_Instrucción escrita_.
Prosigue el texto sobre los canónigos regulares a partir de su última oración.

_Texto fuente_.
Como
las grandes fundaciones de los canónigos regulares irradiaban de los centros
más importantes a las parroquias rurales y a las comunidades menores, orden
canónico, a su vez, tuvo sus abadías y sus prioratos, aunque con la diferencia
de que el nombre de abad, tomado de la lengua del instituto monástico, no fue
nunca recibido en él universalmente.
Y
cuando, en el siglo XIV, menciona Benedicto
XII, en su gran bula de
reforma, a las cabezas de las comunidades de canónigos regulares, enumera en
esta calidad a obispos, archidiáconos, arciprestes, prebostes, y recuerda así
los títulos diversos de las cabezas de Iglesia y de los superiores eclesiásticos,
que en todos los grados de la jerarquía mantenían a su clero en la vida
regular.
Por
lo demás, la época misma en que el orden canónico regular adquiría una existencia
distinta en el seno del clero, resultaba ser aquella en que el orden monástico constituía
en su seno las grandes asociaciones de monasterios de que antes hemos hablado y
cuyo primer ejemplo fue dado por la orden del Cister.
El orden canónico no tardó en recurrir, para el mantenimiento de la disciplina
regular, al poderoso medio que le ofrecía esta nueva institución. La orden de
los premonstratenses, en el instituto canónico, marchó al igual con la orden
del Cister, sostén del estado monástico.
Las congregaciones canónicas se multiplicaron; Benedicto XII trató de ligar
en el universo entero a todos los canónigos regulares por medio de vastas
agregaciones formadas según el mismo tipo, con sus cabezas y sus capítulos
generales[1]. En
los siglos sucesivos, todos los reformadores suscitados por Dios para
establecer y sostener esta antigua religión de los clérigos hubieron de
recurrir a los mismos medios y establecieron, con diversos títulos,
confederaciones o congregaciones reformadas.

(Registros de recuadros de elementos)
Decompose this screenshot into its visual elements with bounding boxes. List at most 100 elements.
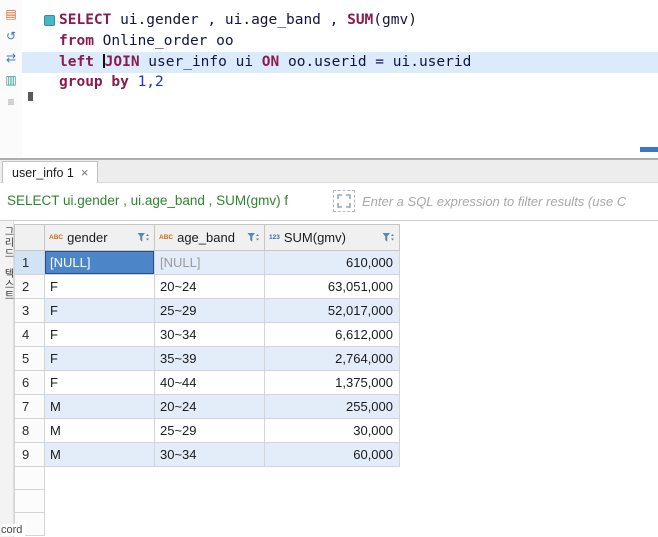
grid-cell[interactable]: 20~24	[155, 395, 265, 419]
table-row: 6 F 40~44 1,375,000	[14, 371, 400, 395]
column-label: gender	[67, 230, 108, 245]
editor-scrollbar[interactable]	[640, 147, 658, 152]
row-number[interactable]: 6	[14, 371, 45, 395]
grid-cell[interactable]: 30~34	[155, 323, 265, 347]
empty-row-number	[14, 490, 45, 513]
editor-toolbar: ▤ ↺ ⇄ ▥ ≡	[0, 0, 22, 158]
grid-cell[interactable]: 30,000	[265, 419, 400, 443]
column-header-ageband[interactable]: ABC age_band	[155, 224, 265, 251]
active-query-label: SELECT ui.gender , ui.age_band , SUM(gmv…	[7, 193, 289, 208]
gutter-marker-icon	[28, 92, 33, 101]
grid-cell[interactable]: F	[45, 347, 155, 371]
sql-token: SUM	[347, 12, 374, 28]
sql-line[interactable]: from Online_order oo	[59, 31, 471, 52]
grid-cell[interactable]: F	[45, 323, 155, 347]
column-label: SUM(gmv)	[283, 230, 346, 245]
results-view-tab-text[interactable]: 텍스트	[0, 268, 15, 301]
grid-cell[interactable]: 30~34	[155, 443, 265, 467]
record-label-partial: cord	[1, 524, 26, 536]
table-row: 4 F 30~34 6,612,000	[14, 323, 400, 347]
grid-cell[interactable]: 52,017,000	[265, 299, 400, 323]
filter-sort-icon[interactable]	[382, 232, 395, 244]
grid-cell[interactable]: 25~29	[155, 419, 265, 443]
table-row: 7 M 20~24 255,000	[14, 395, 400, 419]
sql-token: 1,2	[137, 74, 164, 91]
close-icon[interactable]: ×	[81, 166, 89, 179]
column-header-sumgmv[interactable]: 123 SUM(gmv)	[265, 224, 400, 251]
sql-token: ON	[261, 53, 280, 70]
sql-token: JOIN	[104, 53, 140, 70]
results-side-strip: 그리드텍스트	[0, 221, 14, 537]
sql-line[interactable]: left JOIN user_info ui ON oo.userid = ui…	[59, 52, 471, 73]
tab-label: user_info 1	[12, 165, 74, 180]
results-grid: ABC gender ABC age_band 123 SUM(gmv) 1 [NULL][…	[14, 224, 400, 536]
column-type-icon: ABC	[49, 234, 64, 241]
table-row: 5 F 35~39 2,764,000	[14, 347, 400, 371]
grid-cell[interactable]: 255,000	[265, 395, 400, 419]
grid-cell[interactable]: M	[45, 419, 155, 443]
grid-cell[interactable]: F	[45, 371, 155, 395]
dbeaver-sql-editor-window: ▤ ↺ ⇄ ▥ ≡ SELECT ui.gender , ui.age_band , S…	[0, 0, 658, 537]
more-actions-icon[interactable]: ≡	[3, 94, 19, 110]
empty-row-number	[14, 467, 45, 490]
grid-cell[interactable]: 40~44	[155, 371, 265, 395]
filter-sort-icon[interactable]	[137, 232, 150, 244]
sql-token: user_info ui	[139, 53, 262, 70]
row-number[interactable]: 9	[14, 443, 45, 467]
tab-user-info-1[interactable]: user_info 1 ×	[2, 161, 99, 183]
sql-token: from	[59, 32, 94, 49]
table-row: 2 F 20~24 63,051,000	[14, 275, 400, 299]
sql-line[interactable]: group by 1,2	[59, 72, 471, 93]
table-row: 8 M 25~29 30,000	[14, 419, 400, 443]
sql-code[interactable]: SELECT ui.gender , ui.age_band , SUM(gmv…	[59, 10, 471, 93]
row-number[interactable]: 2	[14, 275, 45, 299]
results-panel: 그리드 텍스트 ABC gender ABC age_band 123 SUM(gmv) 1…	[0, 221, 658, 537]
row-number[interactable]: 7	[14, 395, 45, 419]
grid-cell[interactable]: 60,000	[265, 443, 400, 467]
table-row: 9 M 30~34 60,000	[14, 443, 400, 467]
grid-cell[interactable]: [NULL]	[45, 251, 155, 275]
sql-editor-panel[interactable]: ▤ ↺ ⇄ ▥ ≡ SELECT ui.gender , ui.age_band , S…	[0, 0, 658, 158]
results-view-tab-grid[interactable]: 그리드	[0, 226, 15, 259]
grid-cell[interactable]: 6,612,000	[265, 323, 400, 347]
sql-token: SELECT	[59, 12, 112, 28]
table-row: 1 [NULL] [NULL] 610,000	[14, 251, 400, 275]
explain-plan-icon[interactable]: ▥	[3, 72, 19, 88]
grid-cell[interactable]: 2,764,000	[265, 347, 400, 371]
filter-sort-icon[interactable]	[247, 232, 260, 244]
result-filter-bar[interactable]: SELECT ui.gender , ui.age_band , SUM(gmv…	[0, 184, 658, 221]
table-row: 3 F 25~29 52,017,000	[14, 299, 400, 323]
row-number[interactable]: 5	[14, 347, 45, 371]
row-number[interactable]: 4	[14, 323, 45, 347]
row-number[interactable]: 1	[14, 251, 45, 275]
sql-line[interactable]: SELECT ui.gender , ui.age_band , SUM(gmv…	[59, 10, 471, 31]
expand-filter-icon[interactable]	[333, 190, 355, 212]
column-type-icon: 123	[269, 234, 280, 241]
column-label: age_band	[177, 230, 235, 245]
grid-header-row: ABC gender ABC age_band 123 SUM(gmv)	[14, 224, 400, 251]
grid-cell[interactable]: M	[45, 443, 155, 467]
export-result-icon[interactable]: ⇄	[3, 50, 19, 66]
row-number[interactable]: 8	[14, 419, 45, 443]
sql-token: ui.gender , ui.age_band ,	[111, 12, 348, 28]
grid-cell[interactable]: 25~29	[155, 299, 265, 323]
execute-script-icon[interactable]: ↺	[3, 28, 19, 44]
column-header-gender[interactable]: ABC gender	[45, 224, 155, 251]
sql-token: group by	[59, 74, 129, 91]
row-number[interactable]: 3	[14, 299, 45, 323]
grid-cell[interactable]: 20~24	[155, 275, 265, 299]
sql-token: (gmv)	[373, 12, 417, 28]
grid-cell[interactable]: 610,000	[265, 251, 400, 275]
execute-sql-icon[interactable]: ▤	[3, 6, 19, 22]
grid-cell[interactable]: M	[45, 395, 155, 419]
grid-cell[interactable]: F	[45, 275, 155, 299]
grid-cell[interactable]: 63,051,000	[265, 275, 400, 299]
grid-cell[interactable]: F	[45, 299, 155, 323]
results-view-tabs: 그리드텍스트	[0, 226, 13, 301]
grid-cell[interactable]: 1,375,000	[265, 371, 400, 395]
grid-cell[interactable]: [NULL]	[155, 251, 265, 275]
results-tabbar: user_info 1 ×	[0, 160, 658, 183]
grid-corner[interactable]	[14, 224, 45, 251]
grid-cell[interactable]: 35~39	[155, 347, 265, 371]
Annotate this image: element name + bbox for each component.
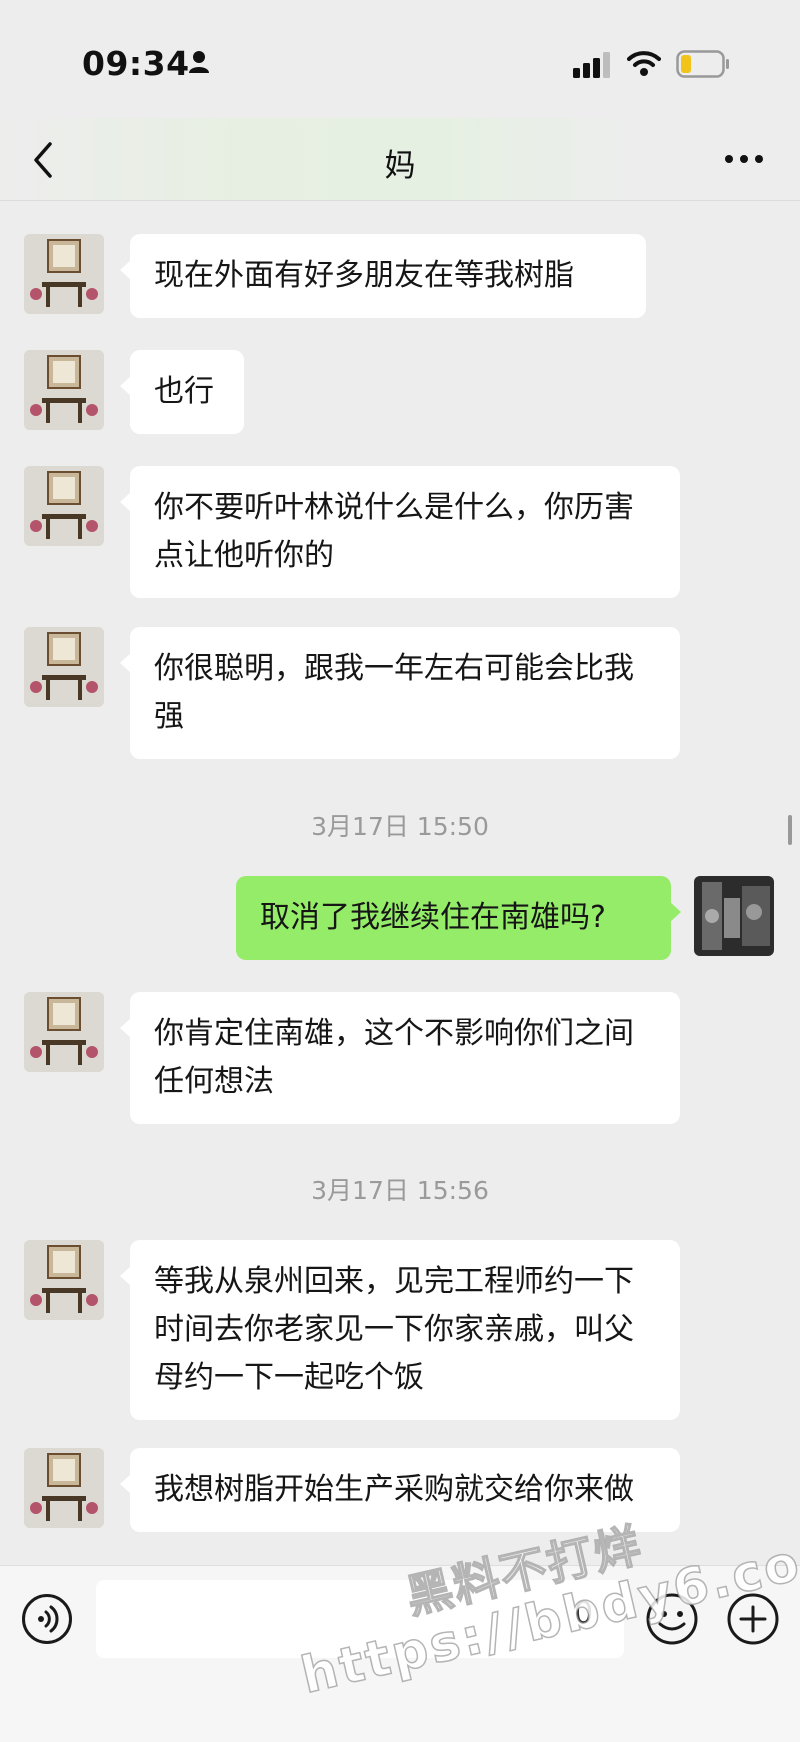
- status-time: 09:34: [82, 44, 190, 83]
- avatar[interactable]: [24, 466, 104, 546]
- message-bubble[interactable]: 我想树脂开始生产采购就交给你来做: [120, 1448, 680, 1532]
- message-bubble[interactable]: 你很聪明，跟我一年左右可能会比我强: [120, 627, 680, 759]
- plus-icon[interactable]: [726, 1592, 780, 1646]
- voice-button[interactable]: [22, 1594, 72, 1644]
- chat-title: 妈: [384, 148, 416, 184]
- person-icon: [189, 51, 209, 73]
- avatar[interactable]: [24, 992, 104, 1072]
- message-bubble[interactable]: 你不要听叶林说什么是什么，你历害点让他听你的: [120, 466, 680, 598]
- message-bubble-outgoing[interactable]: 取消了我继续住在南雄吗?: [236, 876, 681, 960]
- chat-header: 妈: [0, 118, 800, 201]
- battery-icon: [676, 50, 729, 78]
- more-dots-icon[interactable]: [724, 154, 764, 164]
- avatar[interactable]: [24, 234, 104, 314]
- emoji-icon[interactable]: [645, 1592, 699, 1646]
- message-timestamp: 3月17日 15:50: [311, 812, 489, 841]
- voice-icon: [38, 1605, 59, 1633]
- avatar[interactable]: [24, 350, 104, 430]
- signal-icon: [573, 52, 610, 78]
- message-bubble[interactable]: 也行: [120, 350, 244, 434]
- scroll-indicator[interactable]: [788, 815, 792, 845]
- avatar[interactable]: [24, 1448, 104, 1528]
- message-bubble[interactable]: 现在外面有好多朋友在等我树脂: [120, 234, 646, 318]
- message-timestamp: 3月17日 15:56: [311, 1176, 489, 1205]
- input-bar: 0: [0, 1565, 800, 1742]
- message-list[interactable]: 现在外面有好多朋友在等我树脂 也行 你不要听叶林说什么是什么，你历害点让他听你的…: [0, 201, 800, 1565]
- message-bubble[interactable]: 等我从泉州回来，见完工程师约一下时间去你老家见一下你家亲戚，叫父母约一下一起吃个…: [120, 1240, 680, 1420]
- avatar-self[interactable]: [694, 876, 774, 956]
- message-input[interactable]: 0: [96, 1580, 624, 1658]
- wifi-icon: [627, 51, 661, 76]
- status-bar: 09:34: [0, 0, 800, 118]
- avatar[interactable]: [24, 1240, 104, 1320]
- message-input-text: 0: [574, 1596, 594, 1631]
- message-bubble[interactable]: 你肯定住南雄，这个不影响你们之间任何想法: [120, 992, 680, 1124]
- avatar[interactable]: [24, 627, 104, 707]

_Respuesta_.
Para
terminar esta parte de nuestro estudio sólo diremos una palabra acerca de las
fases por las que pasó la disciplina del clero en la Iglesia de Oriente.
Allí la vida religiosa de los clérigos no tardó en confundirse con la
vida monástica. En las diócesis patriarcales de Alejandría y de Antioquía, las
Iglesias, después de haber dado en los primeros tiempos clérigos a los monasterios,
tomaron de buena gana sus ministros y sus obispos del orden monástico. El instituto de San Basilio fue a la vez canónico
y monástico.
La parte del clero oriental que no abrazaba la vida religiosa no tardó
en descender, en una última secularización, hasta la pérdida del celibato; sólo
el orden monástico guardó la integridad y la dignidad de la vida clerical, y en
adelante el episcopado se reclutó únicamente entre sus filas.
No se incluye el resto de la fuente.